#### RECORD EXCERPTS ####
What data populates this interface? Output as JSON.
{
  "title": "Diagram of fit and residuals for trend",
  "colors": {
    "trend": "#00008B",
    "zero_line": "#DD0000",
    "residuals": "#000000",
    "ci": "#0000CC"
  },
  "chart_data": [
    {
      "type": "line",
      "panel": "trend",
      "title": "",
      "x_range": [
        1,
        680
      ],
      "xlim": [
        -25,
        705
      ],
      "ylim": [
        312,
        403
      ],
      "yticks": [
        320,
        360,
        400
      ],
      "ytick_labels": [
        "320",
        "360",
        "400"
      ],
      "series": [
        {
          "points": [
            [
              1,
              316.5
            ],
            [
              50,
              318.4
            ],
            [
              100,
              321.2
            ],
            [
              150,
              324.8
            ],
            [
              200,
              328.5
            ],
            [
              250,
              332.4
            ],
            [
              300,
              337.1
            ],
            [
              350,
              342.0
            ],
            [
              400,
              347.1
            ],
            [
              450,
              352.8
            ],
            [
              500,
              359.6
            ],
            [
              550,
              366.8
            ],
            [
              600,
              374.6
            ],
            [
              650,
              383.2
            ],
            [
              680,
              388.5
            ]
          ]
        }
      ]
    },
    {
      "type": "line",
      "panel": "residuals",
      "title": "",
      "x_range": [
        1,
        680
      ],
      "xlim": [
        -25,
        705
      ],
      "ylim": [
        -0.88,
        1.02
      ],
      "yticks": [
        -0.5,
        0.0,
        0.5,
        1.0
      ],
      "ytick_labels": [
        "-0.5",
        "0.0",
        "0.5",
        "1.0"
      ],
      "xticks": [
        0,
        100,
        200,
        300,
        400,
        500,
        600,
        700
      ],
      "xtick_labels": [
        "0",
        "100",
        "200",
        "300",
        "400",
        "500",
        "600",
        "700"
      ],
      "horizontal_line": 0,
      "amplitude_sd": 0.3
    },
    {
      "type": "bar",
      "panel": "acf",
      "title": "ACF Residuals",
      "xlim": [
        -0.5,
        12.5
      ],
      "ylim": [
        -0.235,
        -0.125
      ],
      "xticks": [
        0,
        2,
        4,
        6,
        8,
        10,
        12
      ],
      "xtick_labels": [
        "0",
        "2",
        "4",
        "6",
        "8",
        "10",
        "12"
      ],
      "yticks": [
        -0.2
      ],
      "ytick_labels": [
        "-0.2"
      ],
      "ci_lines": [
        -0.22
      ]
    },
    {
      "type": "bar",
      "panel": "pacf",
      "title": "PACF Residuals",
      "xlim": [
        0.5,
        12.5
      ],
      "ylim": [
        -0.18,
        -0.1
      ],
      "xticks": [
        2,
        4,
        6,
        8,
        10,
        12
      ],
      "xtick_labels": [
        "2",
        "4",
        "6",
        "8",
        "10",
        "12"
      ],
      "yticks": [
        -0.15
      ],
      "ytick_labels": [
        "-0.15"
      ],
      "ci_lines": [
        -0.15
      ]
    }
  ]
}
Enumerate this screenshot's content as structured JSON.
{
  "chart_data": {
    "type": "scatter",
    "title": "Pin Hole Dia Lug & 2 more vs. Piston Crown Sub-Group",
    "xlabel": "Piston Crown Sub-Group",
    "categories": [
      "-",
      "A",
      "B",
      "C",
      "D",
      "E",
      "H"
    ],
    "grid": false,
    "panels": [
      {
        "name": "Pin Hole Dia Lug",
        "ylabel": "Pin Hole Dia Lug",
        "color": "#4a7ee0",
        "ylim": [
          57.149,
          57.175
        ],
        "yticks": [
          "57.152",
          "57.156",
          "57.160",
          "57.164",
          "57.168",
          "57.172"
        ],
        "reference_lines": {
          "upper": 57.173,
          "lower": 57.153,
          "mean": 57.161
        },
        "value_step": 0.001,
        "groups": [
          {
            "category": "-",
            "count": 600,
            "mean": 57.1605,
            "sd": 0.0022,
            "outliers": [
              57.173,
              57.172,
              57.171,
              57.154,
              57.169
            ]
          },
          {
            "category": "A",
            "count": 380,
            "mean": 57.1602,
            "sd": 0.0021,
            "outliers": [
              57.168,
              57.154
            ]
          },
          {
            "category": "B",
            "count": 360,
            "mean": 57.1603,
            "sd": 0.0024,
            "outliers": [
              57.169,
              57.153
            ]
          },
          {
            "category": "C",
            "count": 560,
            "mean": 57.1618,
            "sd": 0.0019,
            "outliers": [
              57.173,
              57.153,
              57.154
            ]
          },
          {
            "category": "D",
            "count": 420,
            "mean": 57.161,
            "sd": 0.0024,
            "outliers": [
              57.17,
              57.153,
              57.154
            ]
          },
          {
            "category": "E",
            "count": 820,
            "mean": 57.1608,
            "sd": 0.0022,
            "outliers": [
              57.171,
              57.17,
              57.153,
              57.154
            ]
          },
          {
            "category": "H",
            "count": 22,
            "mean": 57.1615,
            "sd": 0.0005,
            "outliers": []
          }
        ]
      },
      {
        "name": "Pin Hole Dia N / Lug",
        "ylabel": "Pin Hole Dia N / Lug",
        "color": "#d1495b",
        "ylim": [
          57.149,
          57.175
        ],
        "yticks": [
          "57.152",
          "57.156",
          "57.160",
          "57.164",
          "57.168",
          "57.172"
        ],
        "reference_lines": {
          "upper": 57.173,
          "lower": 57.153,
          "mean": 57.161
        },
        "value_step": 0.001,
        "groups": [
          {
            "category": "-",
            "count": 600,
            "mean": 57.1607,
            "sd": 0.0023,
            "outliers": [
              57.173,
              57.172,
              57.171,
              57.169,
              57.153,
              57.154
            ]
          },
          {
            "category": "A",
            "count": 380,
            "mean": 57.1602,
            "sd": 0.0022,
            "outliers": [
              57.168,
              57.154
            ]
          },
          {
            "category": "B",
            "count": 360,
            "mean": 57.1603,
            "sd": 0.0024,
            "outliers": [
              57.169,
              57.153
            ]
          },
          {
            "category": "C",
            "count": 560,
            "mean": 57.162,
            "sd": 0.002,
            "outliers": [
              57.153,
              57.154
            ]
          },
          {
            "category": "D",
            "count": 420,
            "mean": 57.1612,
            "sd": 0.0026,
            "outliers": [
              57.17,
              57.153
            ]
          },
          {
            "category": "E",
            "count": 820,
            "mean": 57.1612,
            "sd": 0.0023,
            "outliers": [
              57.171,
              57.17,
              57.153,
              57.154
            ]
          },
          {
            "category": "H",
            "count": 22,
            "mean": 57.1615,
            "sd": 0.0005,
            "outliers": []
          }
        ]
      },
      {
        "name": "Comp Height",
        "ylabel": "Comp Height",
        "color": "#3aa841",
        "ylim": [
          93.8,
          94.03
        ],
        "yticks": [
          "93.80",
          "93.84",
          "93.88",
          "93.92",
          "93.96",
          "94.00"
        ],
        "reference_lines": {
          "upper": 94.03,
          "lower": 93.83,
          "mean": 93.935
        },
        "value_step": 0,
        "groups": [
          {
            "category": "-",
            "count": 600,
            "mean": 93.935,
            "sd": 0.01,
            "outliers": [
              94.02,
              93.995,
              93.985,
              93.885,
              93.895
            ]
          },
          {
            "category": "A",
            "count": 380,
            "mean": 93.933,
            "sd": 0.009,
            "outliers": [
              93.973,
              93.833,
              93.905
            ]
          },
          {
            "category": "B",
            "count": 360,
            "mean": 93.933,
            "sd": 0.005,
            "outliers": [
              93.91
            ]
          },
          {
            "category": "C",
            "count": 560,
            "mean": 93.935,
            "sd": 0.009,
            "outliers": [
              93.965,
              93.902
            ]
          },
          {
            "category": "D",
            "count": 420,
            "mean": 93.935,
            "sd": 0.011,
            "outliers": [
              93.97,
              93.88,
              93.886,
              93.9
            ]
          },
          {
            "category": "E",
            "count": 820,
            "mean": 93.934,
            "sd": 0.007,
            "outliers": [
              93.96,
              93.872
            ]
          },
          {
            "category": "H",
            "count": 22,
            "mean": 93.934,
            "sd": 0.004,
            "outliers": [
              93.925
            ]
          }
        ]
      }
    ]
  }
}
####
Take each line of the material that contains the word "Height" and list it.

ANSWER TO THIS TASK
        "name": "Comp Height",
        "ylabel": "Comp Height",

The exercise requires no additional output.